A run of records
[start]
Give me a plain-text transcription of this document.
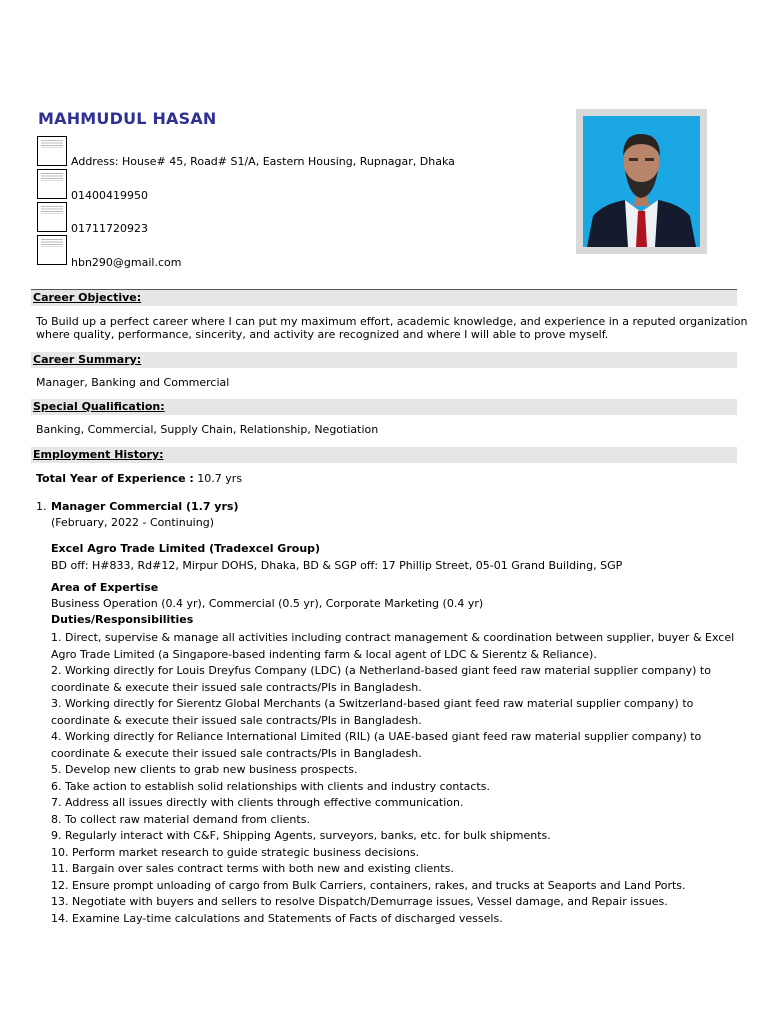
MAHMUDUL HASAN
Address: House# 45, Road# S1/A, Eastern Housing, Rupnagar, Dhaka
01400419950
01711720923
hbn290@gmail.com
Career Objective:
To Build up a perfect career where I can put my maximum effort, academic knowledge, and experience in a reputed organization
where quality, performance, sincerity, and activity are recognized and where I will able to prove myself.
Career Summary:
Manager, Banking and Commercial
Special Qualification:
Banking, Commercial, Supply Chain, Relationship, Negotiation
Employment History:
Total Year of Experience : 10.7 yrs
1. Manager Commercial (1.7 yrs)
(February, 2022 - Continuing)
Excel Agro Trade Limited (Tradexcel Group)
BD off: H#833, Rd#12, Mirpur DOHS, Dhaka, BD & SGP off: 17 Phillip Street, 05-01 Grand Building, SGP
Area of Expertise
Business Operation (0.4 yr), Commercial (0.5 yr), Corporate Marketing (0.4 yr)
Duties/Responsibilities
1. Direct, supervise & manage all activities including contract management & coordination between supplier, buyer & Excel
Agro Trade Limited (a Singapore-based indenting farm & local agent of LDC & Sierentz & Reliance).
2. Working directly for Louis Dreyfus Company (LDC) (a Netherland-based giant feed raw material supplier company) to
coordinate & execute their issued sale contracts/PIs in Bangladesh.
3. Working directly for Sierentz Global Merchants (a Switzerland-based giant feed raw material supplier company) to
coordinate & execute their issued sale contracts/PIs in Bangladesh.
4. Working directly for Reliance International Limited (RIL) (a UAE-based giant feed raw material supplier company) to
coordinate & execute their issued sale contracts/PIs in Bangladesh.
5. Develop new clients to grab new business prospects.
6. Take action to establish solid relationships with clients and industry contacts.
7. Address all issues directly with clients through effective communication.
8. To collect raw material demand from clients.
9. Regularly interact with C&F, Shipping Agents, surveyors, banks, etc. for bulk shipments.
10. Perform market research to guide strategic business decisions.
11. Bargain over sales contract terms with both new and existing clients.
12. Ensure prompt unloading of cargo from Bulk Carriers, containers, rakes, and trucks at Seaports and Land Ports.
13. Negotiate with buyers and sellers to resolve Dispatch/Demurrage issues, Vessel damage, and Repair issues.
14. Examine Lay-time calculations and Statements of Facts of discharged vessels.
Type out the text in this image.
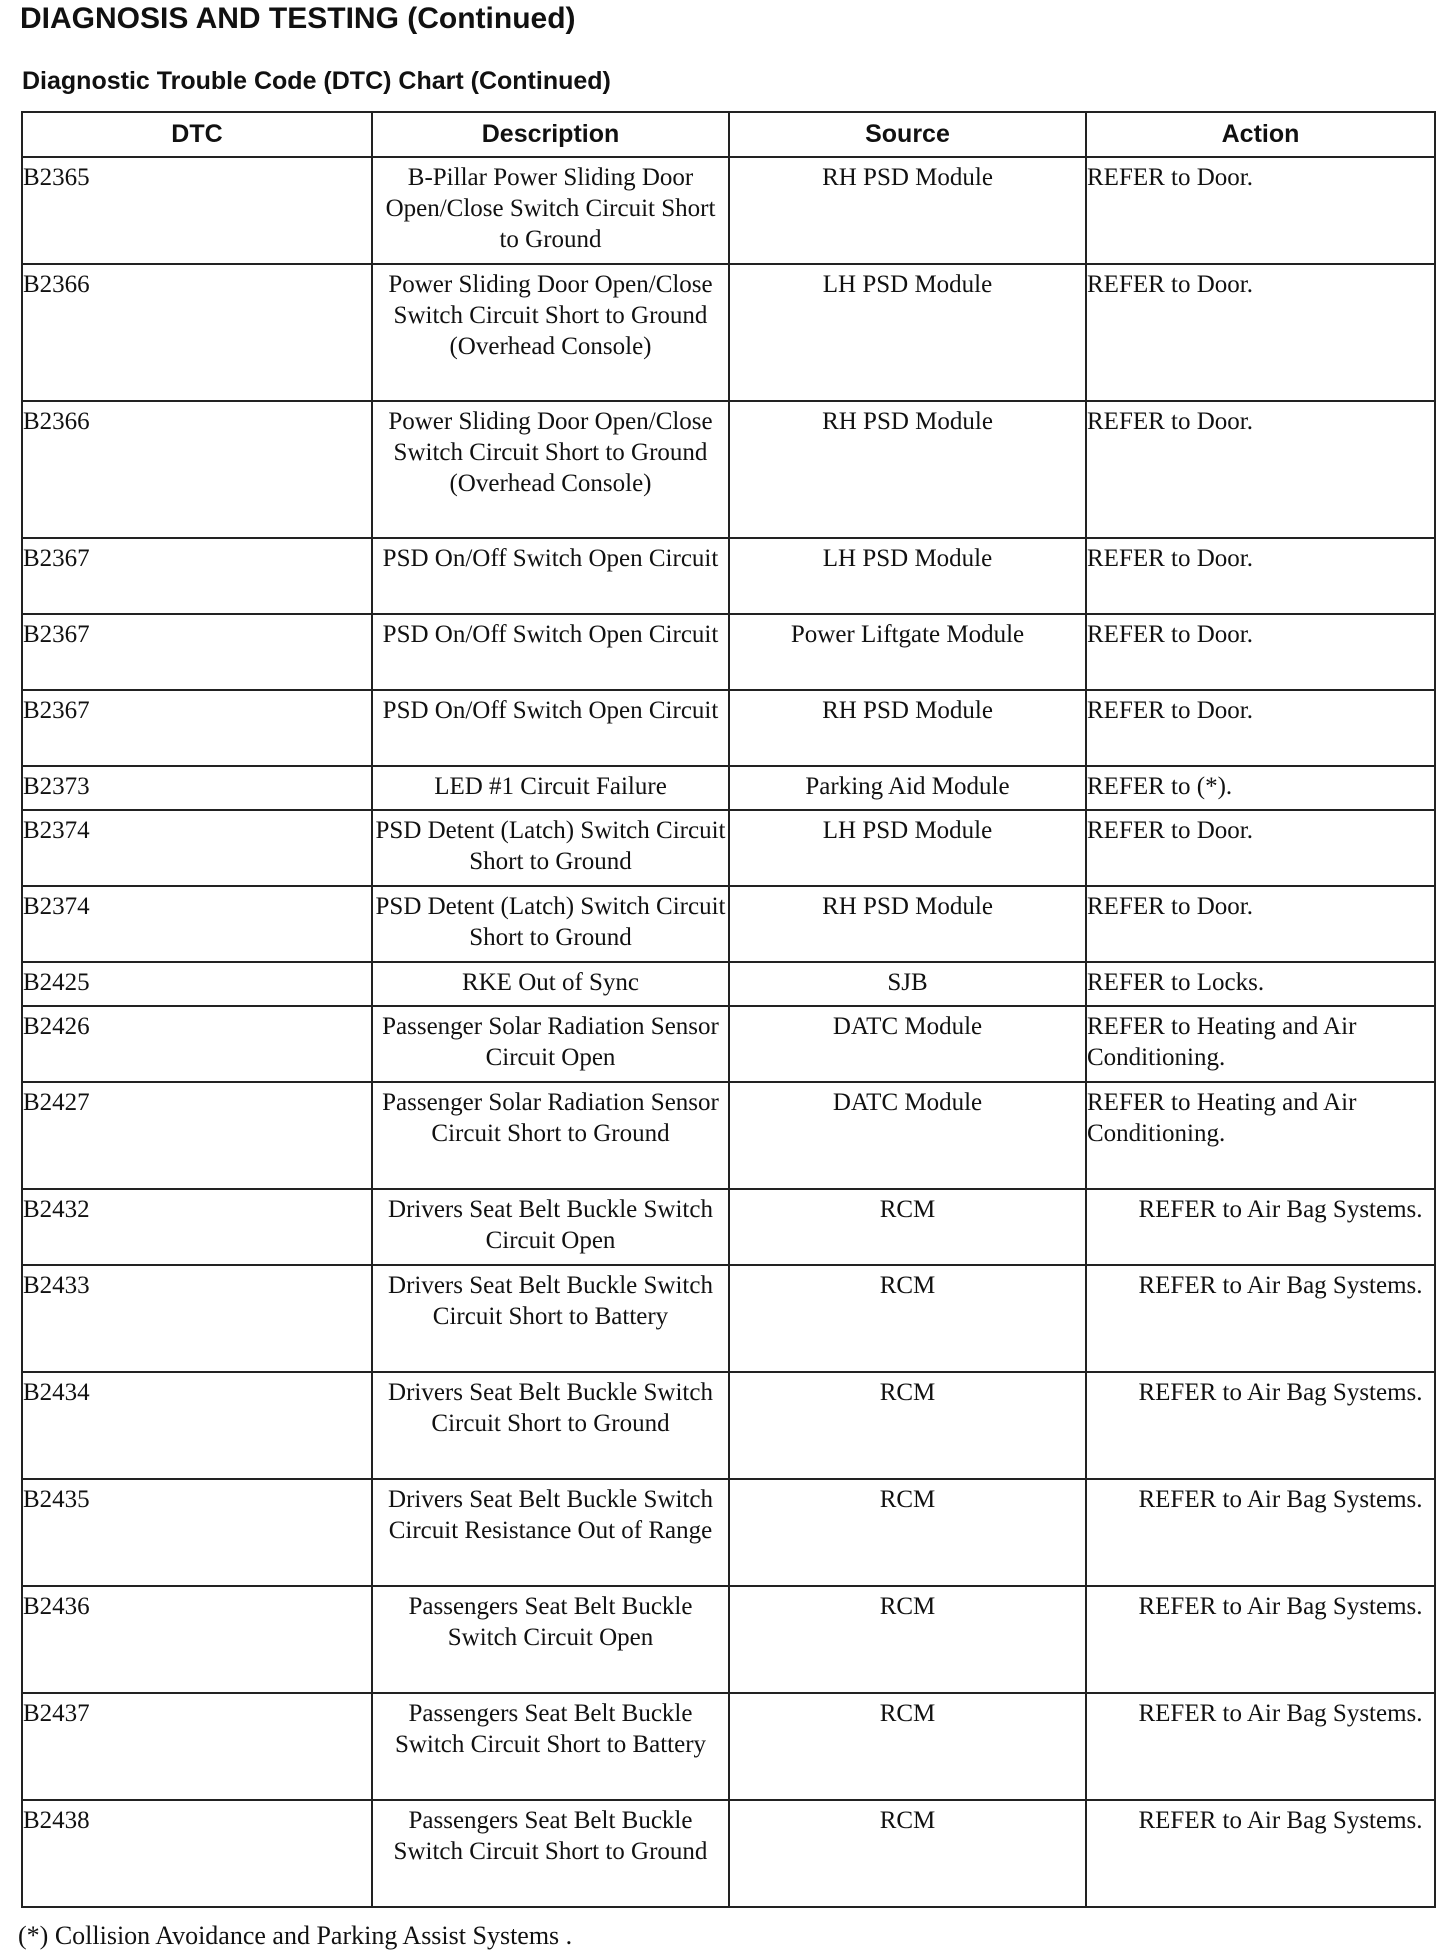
DIAGNOSIS AND TESTING (Continued)
Diagnostic Trouble Code (DTC) Chart (Continued)
DTC	Description	Source	Action
B2365	B-Pillar Power Sliding Door Open/Close Switch Circuit Short to Ground	RH PSD Module	REFER to Door.
B2366	Power Sliding Door Open/Close Switch Circuit Short to Ground (Overhead Console)	LH PSD Module	REFER to Door.
B2366	Power Sliding Door Open/Close Switch Circuit Short to Ground (Overhead Console)	RH PSD Module	REFER to Door.
B2367	PSD On/Off Switch Open Circuit	LH PSD Module	REFER to Door.
B2367	PSD On/Off Switch Open Circuit	Power Liftgate Module	REFER to Door.
B2367	PSD On/Off Switch Open Circuit	RH PSD Module	REFER to Door.
B2373	LED #1 Circuit Failure	Parking Aid Module	REFER to (*).
B2374	PSD Detent (Latch) Switch Circuit Short to Ground	LH PSD Module	REFER to Door.
B2374	PSD Detent (Latch) Switch Circuit Short to Ground	RH PSD Module	REFER to Door.
B2425	RKE Out of Sync	SJB	REFER to Locks.
B2426	Passenger Solar Radiation Sensor Circuit Open	DATC Module	REFER to Heating and Air Conditioning.
B2427	Passenger Solar Radiation Sensor Circuit Short to Ground	DATC Module	REFER to Heating and Air Conditioning.
B2432	Drivers Seat Belt Buckle Switch Circuit Open	RCM	REFER to Air Bag Systems.
B2433	Drivers Seat Belt Buckle Switch Circuit Short to Battery	RCM	REFER to Air Bag Systems.
B2434	Drivers Seat Belt Buckle Switch Circuit Short to Ground	RCM	REFER to Air Bag Systems.
B2435	Drivers Seat Belt Buckle Switch Circuit Resistance Out of Range	RCM	REFER to Air Bag Systems.
B2436	Passengers Seat Belt Buckle Switch Circuit Open	RCM	REFER to Air Bag Systems.
B2437	Passengers Seat Belt Buckle Switch Circuit Short to Battery	RCM	REFER to Air Bag Systems.
B2438	Passengers Seat Belt Buckle Switch Circuit Short to Ground	RCM	REFER to Air Bag Systems.

(*) Collision Avoidance and Parking Assist Systems .
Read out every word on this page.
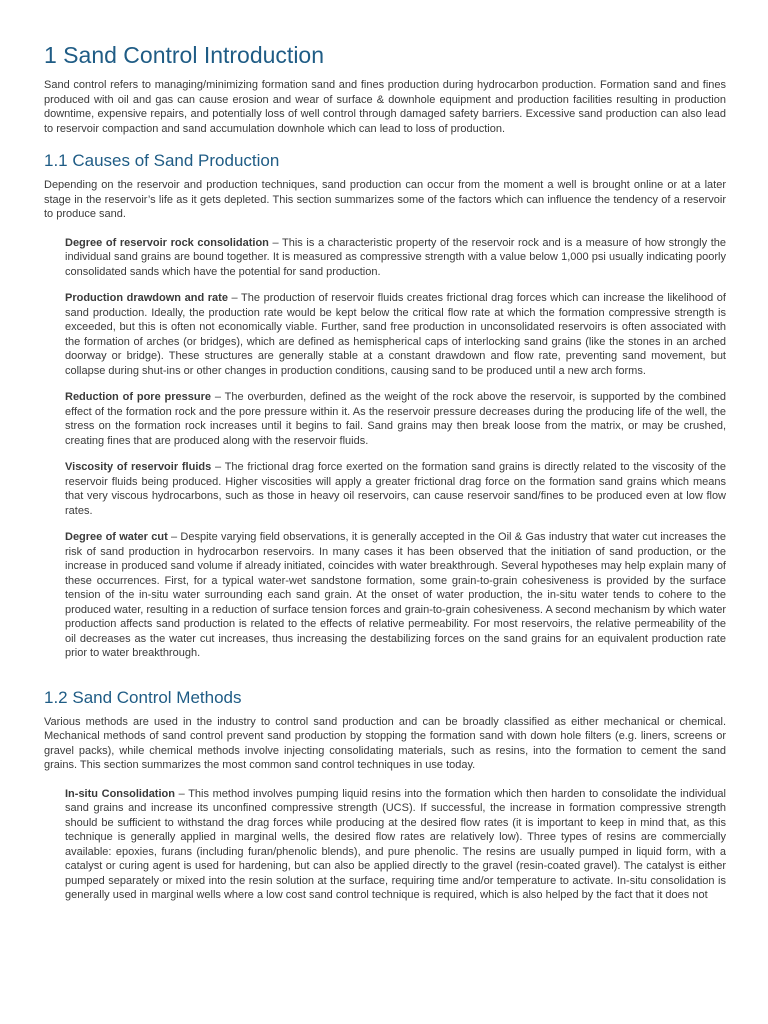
1 Sand Control Introduction

Sand control refers to managing/minimizing formation sand and fines production during hydrocarbon production. Formation sand and fines produced with oil and gas can cause erosion and wear of surface & downhole equipment and production facilities resulting in production downtime, expensive repairs, and potentially loss of well control through damaged safety barriers. Excessive sand production can also lead to reservoir compaction and sand accumulation downhole which can lead to loss of production.

1.1 Causes of Sand Production

Depending on the reservoir and production techniques, sand production can occur from the moment a well is brought online or at a later stage in the reservoir’s life as it gets depleted. This section summarizes some of the factors which can influence the tendency of a reservoir to produce sand.

Degree of reservoir rock consolidation – This is a characteristic property of the reservoir rock and is a measure of how strongly the individual sand grains are bound together. It is measured as compressive strength with a value below 1,000 psi usually indicating poorly consolidated sands which have the potential for sand production.

Production drawdown and rate – The production of reservoir fluids creates frictional drag forces which can increase the likelihood of sand production. Ideally, the production rate would be kept below the critical flow rate at which the formation compressive strength is exceeded, but this is often not economically viable. Further, sand free production in unconsolidated reservoirs is often associated with the formation of arches (or bridges), which are defined as hemispherical caps of interlocking sand grains (like the stones in an arched doorway or bridge). These structures are generally stable at a constant drawdown and flow rate, preventing sand movement, but collapse during shut-ins or other changes in production conditions, causing sand to be produced until a new arch forms.

Reduction of pore pressure – The overburden, defined as the weight of the rock above the reservoir, is supported by the combined effect of the formation rock and the pore pressure within it. As the reservoir pressure decreases during the producing life of the well, the stress on the formation rock increases until it begins to fail. Sand grains may then break loose from the matrix, or may be crushed, creating fines that are produced along with the reservoir fluids.

Viscosity of reservoir fluids – The frictional drag force exerted on the formation sand grains is directly related to the viscosity of the reservoir fluids being produced. Higher viscosities will apply a greater frictional drag force on the formation sand grains which means that very viscous hydrocarbons, such as those in heavy oil reservoirs, can cause reservoir sand/fines to be produced even at low flow rates.

Degree of water cut – Despite varying field observations, it is generally accepted in the Oil & Gas industry that water cut increases the risk of sand production in hydrocarbon reservoirs. In many cases it has been observed that the initiation of sand production, or the increase in produced sand volume if already initiated, coincides with water breakthrough. Several hypotheses may help explain many of these occurrences. First, for a typical water-wet sandstone formation, some grain-to-grain cohesiveness is provided by the surface tension of the in-situ water surrounding each sand grain. At the onset of water production, the in-situ water tends to cohere to the produced water, resulting in a reduction of surface tension forces and grain-to-grain cohesiveness. A second mechanism by which water production affects sand production is related to the effects of relative permeability. For most reservoirs, the relative permeability of the oil decreases as the water cut increases, thus increasing the destabilizing forces on the sand grains for an equivalent production rate prior to water breakthrough.

1.2 Sand Control Methods

Various methods are used in the industry to control sand production and can be broadly classified as either mechanical or chemical. Mechanical methods of sand control prevent sand production by stopping the formation sand with down hole filters (e.g. liners, screens or gravel packs), while chemical methods involve injecting consolidating materials, such as resins, into the formation to cement the sand grains. This section summarizes the most common sand control techniques in use today.

In-situ Consolidation – This method involves pumping liquid resins into the formation which then harden to consolidate the individual sand grains and increase its unconfined compressive strength (UCS). If successful, the increase in formation compressive strength should be sufficient to withstand the drag forces while producing at the desired flow rates (it is important to keep in mind that, as this technique is generally applied in marginal wells, the desired flow rates are relatively low). Three types of resins are commercially available: epoxies, furans (including furan/phenolic blends), and pure phenolic. The resins are usually pumped in liquid form, with a catalyst or curing agent is used for hardening, but can also be applied directly to the gravel (resin-coated gravel). The catalyst is either pumped separately or mixed into the resin solution at the surface, requiring time and/or temperature to activate. In-situ consolidation is generally used in marginal wells where a low cost sand control technique is required, which is also helped by the fact that it does not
[end]
Which lines include the word "Trade"? Copy every one of them.

Excel Agro Trade Limited (Tradexcel Group)
Agro Trade Limited (a Singapore-based indenting farm & local agent of LDC & Sierentz & Reliance).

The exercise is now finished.